◆ **DATA FOR PROCESSING**

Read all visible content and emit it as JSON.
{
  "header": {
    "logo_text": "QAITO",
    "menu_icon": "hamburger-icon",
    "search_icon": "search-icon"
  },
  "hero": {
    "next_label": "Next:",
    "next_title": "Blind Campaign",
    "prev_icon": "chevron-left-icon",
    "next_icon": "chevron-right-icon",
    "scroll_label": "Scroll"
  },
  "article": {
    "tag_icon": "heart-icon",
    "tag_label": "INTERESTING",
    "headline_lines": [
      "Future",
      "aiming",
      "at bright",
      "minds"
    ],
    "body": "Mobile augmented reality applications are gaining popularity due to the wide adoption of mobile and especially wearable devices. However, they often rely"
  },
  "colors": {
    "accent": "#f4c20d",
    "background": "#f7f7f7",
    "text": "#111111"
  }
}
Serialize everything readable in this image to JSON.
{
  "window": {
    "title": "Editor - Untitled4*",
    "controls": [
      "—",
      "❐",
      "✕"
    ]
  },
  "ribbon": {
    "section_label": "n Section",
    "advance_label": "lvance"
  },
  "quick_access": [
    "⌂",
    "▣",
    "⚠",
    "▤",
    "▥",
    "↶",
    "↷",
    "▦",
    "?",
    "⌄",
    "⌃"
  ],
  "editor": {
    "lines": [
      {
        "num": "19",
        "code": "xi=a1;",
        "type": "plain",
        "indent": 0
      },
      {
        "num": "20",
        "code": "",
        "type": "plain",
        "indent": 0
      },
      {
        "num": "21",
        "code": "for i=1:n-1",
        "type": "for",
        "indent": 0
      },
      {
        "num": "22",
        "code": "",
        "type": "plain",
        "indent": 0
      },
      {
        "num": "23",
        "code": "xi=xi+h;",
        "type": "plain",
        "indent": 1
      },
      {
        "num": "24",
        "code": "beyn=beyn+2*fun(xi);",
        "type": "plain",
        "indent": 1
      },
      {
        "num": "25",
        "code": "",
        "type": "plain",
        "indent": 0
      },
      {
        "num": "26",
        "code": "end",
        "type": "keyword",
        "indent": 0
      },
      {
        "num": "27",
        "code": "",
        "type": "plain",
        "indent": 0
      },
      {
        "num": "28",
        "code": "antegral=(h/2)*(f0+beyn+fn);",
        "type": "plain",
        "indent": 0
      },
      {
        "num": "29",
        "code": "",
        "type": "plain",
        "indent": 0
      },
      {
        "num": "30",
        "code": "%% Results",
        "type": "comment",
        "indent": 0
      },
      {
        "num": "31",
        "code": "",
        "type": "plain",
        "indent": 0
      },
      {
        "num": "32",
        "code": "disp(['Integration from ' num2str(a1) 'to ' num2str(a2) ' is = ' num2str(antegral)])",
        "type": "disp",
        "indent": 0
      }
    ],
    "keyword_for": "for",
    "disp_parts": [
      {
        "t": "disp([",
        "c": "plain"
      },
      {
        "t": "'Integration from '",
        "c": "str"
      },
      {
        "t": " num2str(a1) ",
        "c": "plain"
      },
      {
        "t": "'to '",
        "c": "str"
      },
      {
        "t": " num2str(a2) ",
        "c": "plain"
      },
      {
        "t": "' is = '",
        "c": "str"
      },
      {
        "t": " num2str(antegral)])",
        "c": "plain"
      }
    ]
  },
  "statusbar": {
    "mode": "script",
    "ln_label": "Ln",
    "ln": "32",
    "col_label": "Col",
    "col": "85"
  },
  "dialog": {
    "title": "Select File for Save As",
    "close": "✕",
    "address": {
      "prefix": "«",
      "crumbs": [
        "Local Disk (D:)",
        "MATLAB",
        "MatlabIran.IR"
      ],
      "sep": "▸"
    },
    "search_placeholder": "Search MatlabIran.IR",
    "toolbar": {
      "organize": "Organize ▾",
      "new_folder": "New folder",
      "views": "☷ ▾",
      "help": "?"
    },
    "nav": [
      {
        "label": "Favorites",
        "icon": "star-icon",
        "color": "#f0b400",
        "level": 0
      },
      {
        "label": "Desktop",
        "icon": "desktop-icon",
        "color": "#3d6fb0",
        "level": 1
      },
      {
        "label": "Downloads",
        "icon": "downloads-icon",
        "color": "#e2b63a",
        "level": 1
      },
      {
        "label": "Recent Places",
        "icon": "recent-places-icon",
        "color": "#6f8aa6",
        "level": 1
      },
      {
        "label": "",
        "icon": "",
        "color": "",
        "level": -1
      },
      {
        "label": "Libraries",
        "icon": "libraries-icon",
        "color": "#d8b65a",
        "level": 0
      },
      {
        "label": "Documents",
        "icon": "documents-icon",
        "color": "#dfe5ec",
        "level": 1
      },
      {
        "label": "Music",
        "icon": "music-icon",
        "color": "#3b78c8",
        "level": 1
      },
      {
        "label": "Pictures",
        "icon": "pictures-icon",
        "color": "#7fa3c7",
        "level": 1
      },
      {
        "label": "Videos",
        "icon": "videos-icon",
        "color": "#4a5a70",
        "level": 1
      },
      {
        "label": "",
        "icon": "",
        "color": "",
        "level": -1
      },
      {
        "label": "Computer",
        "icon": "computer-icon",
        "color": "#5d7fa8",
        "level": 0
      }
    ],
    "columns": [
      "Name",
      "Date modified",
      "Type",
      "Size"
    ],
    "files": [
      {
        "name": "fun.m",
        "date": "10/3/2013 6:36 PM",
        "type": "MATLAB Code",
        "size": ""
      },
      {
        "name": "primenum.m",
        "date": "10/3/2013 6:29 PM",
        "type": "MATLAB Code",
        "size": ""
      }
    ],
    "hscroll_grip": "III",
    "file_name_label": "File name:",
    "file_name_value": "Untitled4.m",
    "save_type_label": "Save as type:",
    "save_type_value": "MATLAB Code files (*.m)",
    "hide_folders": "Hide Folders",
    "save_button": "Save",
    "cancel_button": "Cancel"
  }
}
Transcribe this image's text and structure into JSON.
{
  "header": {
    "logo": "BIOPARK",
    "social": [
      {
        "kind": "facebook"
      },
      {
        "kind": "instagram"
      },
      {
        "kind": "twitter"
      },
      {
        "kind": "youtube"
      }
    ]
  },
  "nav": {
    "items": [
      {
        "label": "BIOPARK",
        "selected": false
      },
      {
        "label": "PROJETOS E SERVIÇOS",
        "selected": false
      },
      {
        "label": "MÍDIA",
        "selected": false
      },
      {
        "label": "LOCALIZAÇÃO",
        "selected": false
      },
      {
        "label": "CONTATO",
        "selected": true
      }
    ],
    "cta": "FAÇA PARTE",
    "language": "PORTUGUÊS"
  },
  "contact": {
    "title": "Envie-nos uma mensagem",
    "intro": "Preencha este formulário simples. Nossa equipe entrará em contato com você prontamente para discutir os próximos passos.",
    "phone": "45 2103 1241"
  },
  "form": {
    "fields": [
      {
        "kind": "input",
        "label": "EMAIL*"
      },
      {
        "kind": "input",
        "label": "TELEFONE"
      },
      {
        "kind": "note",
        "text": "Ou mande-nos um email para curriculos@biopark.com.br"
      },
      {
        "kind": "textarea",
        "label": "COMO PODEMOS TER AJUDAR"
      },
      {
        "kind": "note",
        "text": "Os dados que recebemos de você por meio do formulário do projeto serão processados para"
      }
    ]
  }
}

◆ **WHAT THE EXERCISE ASKS**
Give back the data above exactly as it appears.

◆ **RESPONSE TO THE EXERCISE**
Read all visible content and emit it as JSON.
{
  "header": {
    "logo_text": "QAITO",
    "menu_icon": "hamburger-icon",
    "search_icon": "search-icon"
  },
  "hero": {
    "next_label": "Next:",
    "next_title": "Blind Campaign",
    "prev_icon": "chevron-left-icon",
    "next_icon": "chevron-right-icon",
    "scroll_label": "Scroll"
  },
  "article": {
    "tag_icon": "heart-icon",
    "tag_label": "INTERESTING",
    "headline_lines": [
      "Future",
      "aiming",
      "at bright",
      "minds"
    ],
    "body": "Mobile augmented reality applications are gaining popularity due to the wide adoption of mobile and especially wearable devices. However, they often rely"
  },
  "colors": {
    "accent": "#f4c20d",
    "background": "#f7f7f7",
    "text": "#111111"
  }
}
Serialize everything readable in this image to JSON.
{
  "window": {
    "title": "Editor - Untitled4*",
    "controls": [
      "—",
      "❐",
      "✕"
    ]
  },
  "ribbon": {
    "section_label": "n Section",
    "advance_label": "lvance"
  },
  "quick_access": [
    "⌂",
    "▣",
    "⚠",
    "▤",
    "▥",
    "↶",
    "↷",
    "▦",
    "?",
    "⌄",
    "⌃"
  ],
  "editor": {
    "lines": [
      {
        "num": "19",
        "code": "xi=a1;",
        "type": "plain",
        "indent": 0
      },
      {
        "num": "20",
        "code": "",
        "type": "plain",
        "indent": 0
      },
      {
        "num": "21",
        "code": "for i=1:n-1",
        "type": "for",
        "indent": 0
      },
      {
        "num": "22",
        "code": "",
        "type": "plain",
        "indent": 0
      },
      {
        "num": "23",
        "code": "xi=xi+h;",
        "type": "plain",
        "indent": 1
      },
      {
        "num": "24",
        "code": "beyn=beyn+2*fun(xi);",
        "type": "plain",
        "indent": 1
      },
      {
        "num": "25",
        "code": "",
        "type": "plain",
        "indent": 0
      },
      {
        "num": "26",
        "code": "end",
        "type": "keyword",
        "indent": 0
      },
      {
        "num": "27",
        "code": "",
        "type": "plain",
        "indent": 0
      },
      {
        "num": "28",
        "code": "antegral=(h/2)*(f0+beyn+fn);",
        "type": "plain",
        "indent": 0
      },
      {
        "num": "29",
        "code": "",
        "type": "plain",
        "indent": 0
      },
      {
        "num": "30",
        "code": "%% Results",
        "type": "comment",
        "indent": 0
      },
      {
        "num": "31",
        "code": "",
        "type": "plain",
        "indent": 0
      },
      {
        "num": "32",
        "code": "disp(['Integration from ' num2str(a1) 'to ' num2str(a2) ' is = ' num2str(antegral)])",
        "type": "disp",
        "indent": 0
      }
    ],
    "keyword_for": "for",
    "disp_parts": [
      {
        "t": "disp([",
        "c": "plain"
      },
      {
        "t": "'Integration from '",
        "c": "str"
      },
      {
        "t": " num2str(a1) ",
        "c": "plain"
      },
      {
        "t": "'to '",
        "c": "str"
      },
      {
        "t": " num2str(a2) ",
        "c": "plain"
      },
      {
        "t": "' is = '",
        "c": "str"
      },
      {
        "t": " num2str(antegral)])",
        "c": "plain"
      }
    ]
  },
  "statusbar": {
    "mode": "script",
    "ln_label": "Ln",
    "ln": "32",
    "col_label": "Col",
    "col": "85"
  },
  "dialog": {
    "title": "Select File for Save As",
    "close": "✕",
    "address": {
      "prefix": "«",
      "crumbs": [
        "Local Disk (D:)",
        "MATLAB",
        "MatlabIran.IR"
      ],
      "sep": "▸"
    },
    "search_placeholder": "Search MatlabIran.IR",
    "toolbar": {
      "organize": "Organize ▾",
      "new_folder": "New folder",
      "views": "☷ ▾",
      "help": "?"
    },
    "nav": [
      {
        "label": "Favorites",
        "icon": "star-icon",
        "color": "#f0b400",
        "level": 0
      },
      {
        "label": "Desktop",
        "icon": "desktop-icon",
        "color": "#3d6fb0",
        "level": 1
      },
      {
        "label": "Downloads",
        "icon": "downloads-icon",
        "color": "#e2b63a",
        "level": 1
      },
      {
        "label": "Recent Places",
        "icon": "recent-places-icon",
        "color": "#6f8aa6",
        "level": 1
      },
      {
        "label": "",
        "icon": "",
        "color": "",
        "level": -1
      },
      {
        "label": "Libraries",
        "icon": "libraries-icon",
        "color": "#d8b65a",
        "level": 0
      },
      {
        "label": "Documents",
        "icon": "documents-icon",
        "color": "#dfe5ec",
        "level": 1
      },
      {
        "label": "Music",
        "icon": "music-icon",
        "color": "#3b78c8",
        "level": 1
      },
      {
        "label": "Pictures",
        "icon": "pictures-icon",
        "color": "#7fa3c7",
        "level": 1
      },
      {
        "label": "Videos",
        "icon": "videos-icon",
        "color": "#4a5a70",
        "level": 1
      },
      {
        "label": "",
        "icon": "",
        "color": "",
        "level": -1
      },
      {
        "label": "Computer",
        "icon": "computer-icon",
        "color": "#5d7fa8",
        "level": 0
      }
    ],
    "columns": [
      "Name",
      "Date modified",
      "Type",
      "Size"
    ],
    "files": [
      {
        "name": "fun.m",
        "date": "10/3/2013 6:36 PM",
        "type": "MATLAB Code",
        "size": ""
      },
      {
        "name": "primenum.m",
        "date": "10/3/2013 6:29 PM",
        "type": "MATLAB Code",
        "size": ""
      }
    ],
    "hscroll_grip": "III",
    "file_name_label": "File name:",
    "file_name_value": "Untitled4.m",
    "save_type_label": "Save as type:",
    "save_type_value": "MATLAB Code files (*.m)",
    "hide_folders": "Hide Folders",
    "save_button": "Save",
    "cancel_button": "Cancel"
  }
}
Transcribe this image's text and structure into JSON.
{
  "header": {
    "logo": "BIOPARK",
    "social": [
      {
        "kind": "facebook"
      },
      {
        "kind": "instagram"
      },
      {
        "kind": "twitter"
      },
      {
        "kind": "youtube"
      }
    ]
  },
  "nav": {
    "items": [
      {
        "label": "BIOPARK",
        "selected": false
      },
      {
        "label": "PROJETOS E SERVIÇOS",
        "selected": false
      },
      {
        "label": "MÍDIA",
        "selected": false
      },
      {
        "label": "LOCALIZAÇÃO",
        "selected": false
      },
      {
        "label": "CONTATO",
        "selected": true
      }
    ],
    "cta": "FAÇA PARTE",
    "language": "PORTUGUÊS"
  },
  "contact": {
    "title": "Envie-nos uma mensagem",
    "intro": "Preencha este formulário simples. Nossa equipe entrará em contato com você prontamente para discutir os próximos passos.",
    "phone": "45 2103 1241"
  },
  "form": {
    "fields": [
      {
        "kind": "input",
        "label": "EMAIL*"
      },
      {
        "kind": "input",
        "label": "TELEFONE"
      },
      {
        "kind": "note",
        "text": "Ou mande-nos um email para curriculos@biopark.com.br"
      },
      {
        "kind": "textarea",
        "label": "COMO PODEMOS TER AJUDAR"
      },
      {
        "kind": "note",
        "text": "Os dados que recebemos de você por meio do formulário do projeto serão processados para"
      }
    ]
  }
}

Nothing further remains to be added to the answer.